GOAL :: Transcribe the records that follow, preserving every word.

Extracted data entries:
((
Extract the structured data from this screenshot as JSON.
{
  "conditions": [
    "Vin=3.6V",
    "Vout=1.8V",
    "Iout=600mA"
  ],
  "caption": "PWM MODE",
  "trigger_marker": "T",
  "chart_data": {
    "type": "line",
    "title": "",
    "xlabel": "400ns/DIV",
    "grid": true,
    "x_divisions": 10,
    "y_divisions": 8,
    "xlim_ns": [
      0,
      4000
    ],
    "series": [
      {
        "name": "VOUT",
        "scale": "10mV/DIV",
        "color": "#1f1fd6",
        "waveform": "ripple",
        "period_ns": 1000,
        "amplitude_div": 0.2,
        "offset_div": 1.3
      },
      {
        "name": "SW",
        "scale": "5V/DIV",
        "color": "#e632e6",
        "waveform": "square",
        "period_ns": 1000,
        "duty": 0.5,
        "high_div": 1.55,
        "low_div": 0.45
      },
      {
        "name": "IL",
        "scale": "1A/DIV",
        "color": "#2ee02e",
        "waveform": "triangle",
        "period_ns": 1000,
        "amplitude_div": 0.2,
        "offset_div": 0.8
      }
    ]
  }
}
))
TASK SOLUTION ::
Extract the structured data from this screenshot as JSON.
{
  "conditions": [
    "Vin=3.6V",
    "Vout=1.8V",
    "Iout=600mA"
  ],
  "caption": "PWM MODE",
  "trigger_marker": "T",
  "chart_data": {
    "type": "line",
    "title": "",
    "xlabel": "400ns/DIV",
    "grid": true,
    "x_divisions": 10,
    "y_divisions": 8,
    "xlim_ns": [
      0,
      4000
    ],
    "series": [
      {
        "name": "VOUT",
        "scale": "10mV/DIV",
        "color": "#1f1fd6",
        "waveform": "ripple",
        "period_ns": 1000,
        "amplitude_div": 0.2,
        "offset_div": 1.3
      },
      {
        "name": "SW",
        "scale": "5V/DIV",
        "color": "#e632e6",
        "waveform": "square",
        "period_ns": 1000,
        "duty": 0.5,
        "high_div": 1.55,
        "low_div": 0.45
      },
      {
        "name": "IL",
        "scale": "1A/DIV",
        "color": "#2ee02e",
        "waveform": "triangle",
        "period_ns": 1000,
        "amplitude_div": 0.2,
        "offset_div": 0.8
      }
    ]
  }
}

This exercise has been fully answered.